__What to do__. Reproduce the data in its entirety, exactly as supplied.

__Exercise material__.
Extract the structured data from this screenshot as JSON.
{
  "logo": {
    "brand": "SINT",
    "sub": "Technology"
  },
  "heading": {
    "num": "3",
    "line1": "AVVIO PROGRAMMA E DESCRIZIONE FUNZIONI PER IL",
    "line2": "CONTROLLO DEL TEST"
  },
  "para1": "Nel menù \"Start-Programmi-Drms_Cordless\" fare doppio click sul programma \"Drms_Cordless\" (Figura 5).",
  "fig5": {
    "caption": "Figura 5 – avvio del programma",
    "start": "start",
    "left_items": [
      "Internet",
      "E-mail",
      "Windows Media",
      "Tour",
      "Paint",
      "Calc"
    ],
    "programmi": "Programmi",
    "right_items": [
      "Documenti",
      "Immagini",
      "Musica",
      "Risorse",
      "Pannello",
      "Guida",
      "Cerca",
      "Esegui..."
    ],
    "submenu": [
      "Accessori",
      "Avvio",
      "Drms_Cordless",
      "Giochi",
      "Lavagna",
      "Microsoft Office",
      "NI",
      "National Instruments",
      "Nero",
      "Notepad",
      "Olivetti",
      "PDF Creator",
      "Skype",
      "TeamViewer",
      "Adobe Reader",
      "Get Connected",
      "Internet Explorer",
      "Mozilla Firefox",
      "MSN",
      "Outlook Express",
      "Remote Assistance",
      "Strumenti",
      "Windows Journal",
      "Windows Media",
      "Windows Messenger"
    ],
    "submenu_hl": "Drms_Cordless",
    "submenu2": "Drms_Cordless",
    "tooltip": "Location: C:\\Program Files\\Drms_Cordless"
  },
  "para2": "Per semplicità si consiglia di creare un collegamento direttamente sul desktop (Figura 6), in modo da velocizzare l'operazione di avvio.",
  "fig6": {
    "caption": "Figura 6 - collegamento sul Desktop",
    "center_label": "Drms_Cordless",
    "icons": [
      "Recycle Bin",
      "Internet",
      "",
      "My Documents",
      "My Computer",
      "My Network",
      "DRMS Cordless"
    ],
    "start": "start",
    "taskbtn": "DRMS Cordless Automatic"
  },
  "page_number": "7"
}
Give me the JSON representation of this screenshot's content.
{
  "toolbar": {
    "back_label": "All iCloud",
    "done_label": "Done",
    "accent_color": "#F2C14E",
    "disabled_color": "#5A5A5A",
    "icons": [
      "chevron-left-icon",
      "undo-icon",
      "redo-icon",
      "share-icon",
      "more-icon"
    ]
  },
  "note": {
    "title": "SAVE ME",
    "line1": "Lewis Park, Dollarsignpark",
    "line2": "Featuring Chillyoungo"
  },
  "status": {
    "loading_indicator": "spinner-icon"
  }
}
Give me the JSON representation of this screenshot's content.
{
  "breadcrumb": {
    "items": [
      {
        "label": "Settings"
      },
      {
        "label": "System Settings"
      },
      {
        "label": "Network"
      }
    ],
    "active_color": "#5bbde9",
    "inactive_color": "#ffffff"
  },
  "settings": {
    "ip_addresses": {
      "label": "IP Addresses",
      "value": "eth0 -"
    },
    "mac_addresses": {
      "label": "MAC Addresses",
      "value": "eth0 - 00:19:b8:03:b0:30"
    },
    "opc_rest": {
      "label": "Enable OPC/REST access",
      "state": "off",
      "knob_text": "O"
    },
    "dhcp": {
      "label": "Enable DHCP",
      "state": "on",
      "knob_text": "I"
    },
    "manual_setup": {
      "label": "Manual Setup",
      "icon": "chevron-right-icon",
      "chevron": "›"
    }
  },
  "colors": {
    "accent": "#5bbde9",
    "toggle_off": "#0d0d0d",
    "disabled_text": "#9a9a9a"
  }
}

__Task output__.
Extract the structured data from this screenshot as JSON.
{
  "logo": {
    "brand": "SINT",
    "sub": "Technology"
  },
  "heading": {
    "num": "3",
    "line1": "AVVIO PROGRAMMA E DESCRIZIONE FUNZIONI PER IL",
    "line2": "CONTROLLO DEL TEST"
  },
  "para1": "Nel menù \"Start-Programmi-Drms_Cordless\" fare doppio click sul programma \"Drms_Cordless\" (Figura 5).",
  "fig5": {
    "caption": "Figura 5 – avvio del programma",
    "start": "start",
    "left_items": [
      "Internet",
      "E-mail",
      "Windows Media",
      "Tour",
      "Paint",
      "Calc"
    ],
    "programmi": "Programmi",
    "right_items": [
      "Documenti",
      "Immagini",
      "Musica",
      "Risorse",
      "Pannello",
      "Guida",
      "Cerca",
      "Esegui..."
    ],
    "submenu": [
      "Accessori",
      "Avvio",
      "Drms_Cordless",
      "Giochi",
      "Lavagna",
      "Microsoft Office",
      "NI",
      "National Instruments",
      "Nero",
      "Notepad",
      "Olivetti",
      "PDF Creator",
      "Skype",
      "TeamViewer",
      "Adobe Reader",
      "Get Connected",
      "Internet Explorer",
      "Mozilla Firefox",
      "MSN",
      "Outlook Express",
      "Remote Assistance",
      "Strumenti",
      "Windows Journal",
      "Windows Media",
      "Windows Messenger"
    ],
    "submenu_hl": "Drms_Cordless",
    "submenu2": "Drms_Cordless",
    "tooltip": "Location: C:\\Program Files\\Drms_Cordless"
  },
  "para2": "Per semplicità si consiglia di creare un collegamento direttamente sul desktop (Figura 6), in modo da velocizzare l'operazione di avvio.",
  "fig6": {
    "caption": "Figura 6 - collegamento sul Desktop",
    "center_label": "Drms_Cordless",
    "icons": [
      "Recycle Bin",
      "Internet",
      "",
      "My Documents",
      "My Computer",
      "My Network",
      "DRMS Cordless"
    ],
    "start": "start",
    "taskbtn": "DRMS Cordless Automatic"
  },
  "page_number": "7"
}
Give me the JSON representation of this screenshot's content.
{
  "toolbar": {
    "back_label": "All iCloud",
    "done_label": "Done",
    "accent_color": "#F2C14E",
    "disabled_color": "#5A5A5A",
    "icons": [
      "chevron-left-icon",
      "undo-icon",
      "redo-icon",
      "share-icon",
      "more-icon"
    ]
  },
  "note": {
    "title": "SAVE ME",
    "line1": "Lewis Park, Dollarsignpark",
    "line2": "Featuring Chillyoungo"
  },
  "status": {
    "loading_indicator": "spinner-icon"
  }
}
Give me the JSON representation of this screenshot's content.
{
  "breadcrumb": {
    "items": [
      {
        "label": "Settings"
      },
      {
        "label": "System Settings"
      },
      {
        "label": "Network"
      }
    ],
    "active_color": "#5bbde9",
    "inactive_color": "#ffffff"
  },
  "settings": {
    "ip_addresses": {
      "label": "IP Addresses",
      "value": "eth0 -"
    },
    "mac_addresses": {
      "label": "MAC Addresses",
      "value": "eth0 - 00:19:b8:03:b0:30"
    },
    "opc_rest": {
      "label": "Enable OPC/REST access",
      "state": "off",
      "knob_text": "O"
    },
    "dhcp": {
      "label": "Enable DHCP",
      "state": "on",
      "knob_text": "I"
    },
    "manual_setup": {
      "label": "Manual Setup",
      "icon": "chevron-right-icon",
      "chevron": "›"
    }
  },
  "colors": {
    "accent": "#5bbde9",
    "toggle_off": "#0d0d0d",
    "disabled_text": "#9a9a9a"
  }
}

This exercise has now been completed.